## EXERCISE GOAL:
Reproduce the passage about Bishop Kvarme, starting with "Kvarme worked as" and going on through "Norwegian Bible Society.", and switch "secretary general" to "general secretary".

## TEXT SHOWN:
..........
Ole Christian Mælen Kvarme (born November 11, 1948 in Molde) is a Norwegian bishop of the Church of Norway. He was bishop of Oslo in the Lutheran Church of Norway from 2005 and 2017. As Bishop of Oslo, Kvarme was the personal prelate of the Norwegian Royal Family.

He graduated from the MF Norwegian School of Theology in 1974, and studied further in Göttingen and Jerusalem. He was ordained to priest for mission service abroad in Bodø in 1975.

Kvarme worked as a research assistant at the MF Norwegian School of Theology 1972 to 1974, as a Bible translator for the Norwegian Bible Society from 1973, as a military chaplain in 1975, as a missionary priest for Den Norske Israelsmisjon in Haifa 1976 to 1981. He was the executive secretary of the Norwegian Bible Society in Israel and of the Norwegian Bible Society on the West Bank from 1976 to 1981. From 1982 to 1986 he led the Caspari Center for Biblical and Jewish Studies, and from 1986 to 1996 he was secretary general of the Norwegian Bible Society.

He was Dean in Oslo Cathedral from 1996 to 1998 and was appointed Bishop of Borg in 1998. In 2005, he was appointed Bishop of Oslo. His appointment as Bishop of Oslo by the second cabinet Bondevik was criticized by non-Christians and liberal Christians because he is loyal to the decision of the highest body of the Church of Norway not to allow non-celibate gay people as priests.
..........
## SOURCE DATA:
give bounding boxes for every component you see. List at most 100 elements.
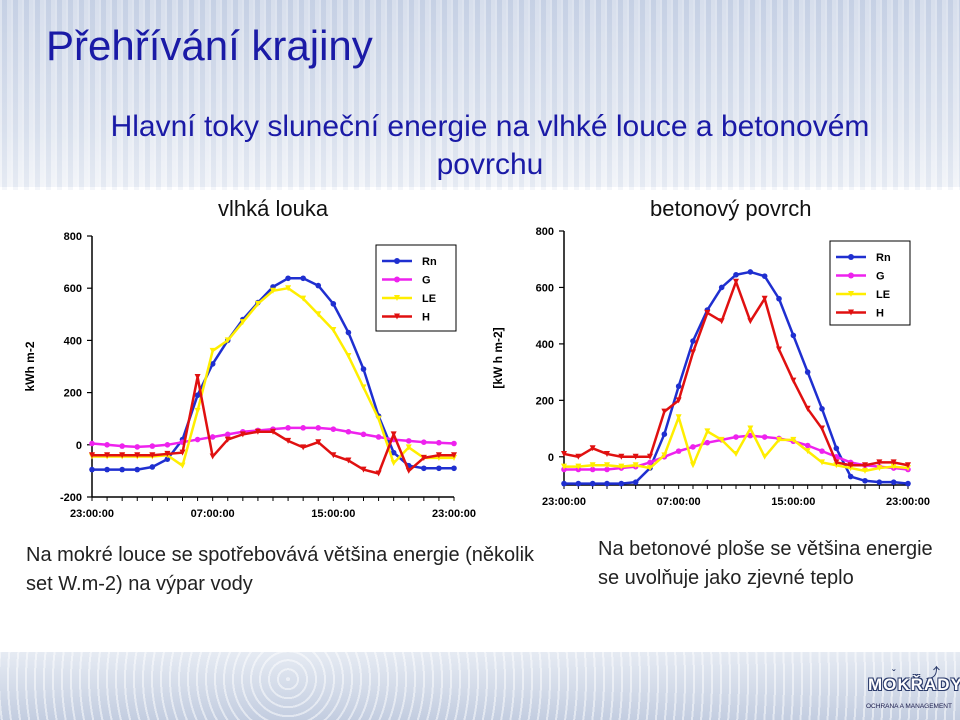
..........
## REPLY TO THE TASK:
Kvarme worked as a research assistant at the MF Norwegian School of Theology 1972 to 1974, as a Bible translator for the Norwegian Bible Society from 1973, as a military chaplain in 1975, as a missionary priest for Den Norske Israelsmisjon in Haifa 1976 to 1981. He was the executive secretary of the Norwegian Bible Society in Israel and of the Norwegian Bible Society on the West Bank from 1976 to 1981. From 1982 to 1986 he led the Caspari Center for Biblical and Jewish Studies, and from 1986 to 1996 he was general secretary of the Norwegian Bible Society.